_GIVEN INSTRUCTION_
Repeat the data below exactly, dropping any pictures it holds.

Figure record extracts
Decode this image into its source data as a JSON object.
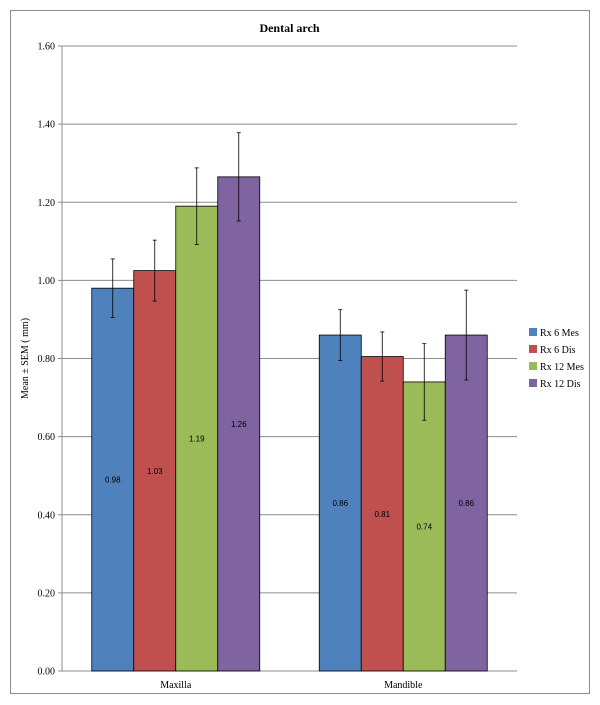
{
  "chart_data": {
    "type": "bar",
    "title": "Dental arch",
    "xlabel": "",
    "ylabel": "Mean ± SEM ( mm)",
    "ylim": [
      0,
      1.6
    ],
    "yticks": [
      "0.00",
      "0.20",
      "0.40",
      "0.60",
      "0.80",
      "1.00",
      "1.20",
      "1.40",
      "1.60"
    ],
    "grid": true,
    "legend_position": "right",
    "categories": [
      "Maxilla",
      "Mandible"
    ],
    "series": [
      {
        "name": "Rx 6 Mes",
        "color": "#4f81bd",
        "values": [
          0.98,
          0.86
        ],
        "errors": [
          0.075,
          0.065
        ],
        "labels": [
          "0.98",
          "0.86"
        ]
      },
      {
        "name": "Rx 6 Dis",
        "color": "#c0504d",
        "values": [
          1.025,
          0.805
        ],
        "errors": [
          0.078,
          0.063
        ],
        "labels": [
          "1.03",
          "0.81"
        ]
      },
      {
        "name": "Rx 12 Mes",
        "color": "#9bbb59",
        "values": [
          1.19,
          0.74
        ],
        "errors": [
          0.098,
          0.098
        ],
        "labels": [
          "1.19",
          "0.74"
        ]
      },
      {
        "name": "Rx 12 Dis",
        "color": "#8064a2",
        "values": [
          1.265,
          0.86
        ],
        "errors": [
          0.113,
          0.115
        ],
        "labels": [
          "1.26",
          "0.86"
        ]
      }
    ]
  }
}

_WORKED SOLUTION_
Decode this image into its source data as a JSON object.
{
  "chart_data": {
    "type": "bar",
    "title": "Dental arch",
    "xlabel": "",
    "ylabel": "Mean ± SEM ( mm)",
    "ylim": [
      0,
      1.6
    ],
    "yticks": [
      "0.00",
      "0.20",
      "0.40",
      "0.60",
      "0.80",
      "1.00",
      "1.20",
      "1.40",
      "1.60"
    ],
    "grid": true,
    "legend_position": "right",
    "categories": [
      "Maxilla",
      "Mandible"
    ],
    "series": [
      {
        "name": "Rx 6 Mes",
        "color": "#4f81bd",
        "values": [
          0.98,
          0.86
        ],
        "errors": [
          0.075,
          0.065
        ],
        "labels": [
          "0.98",
          "0.86"
        ]
      },
      {
        "name": "Rx 6 Dis",
        "color": "#c0504d",
        "values": [
          1.025,
          0.805
        ],
        "errors": [
          0.078,
          0.063
        ],
        "labels": [
          "1.03",
          "0.81"
        ]
      },
      {
        "name": "Rx 12 Mes",
        "color": "#9bbb59",
        "values": [
          1.19,
          0.74
        ],
        "errors": [
          0.098,
          0.098
        ],
        "labels": [
          "1.19",
          "0.74"
        ]
      },
      {
        "name": "Rx 12 Dis",
        "color": "#8064a2",
        "values": [
          1.265,
          0.86
        ],
        "errors": [
          0.113,
          0.115
        ],
        "labels": [
          "1.26",
          "0.86"
        ]
      }
    ]
  }
}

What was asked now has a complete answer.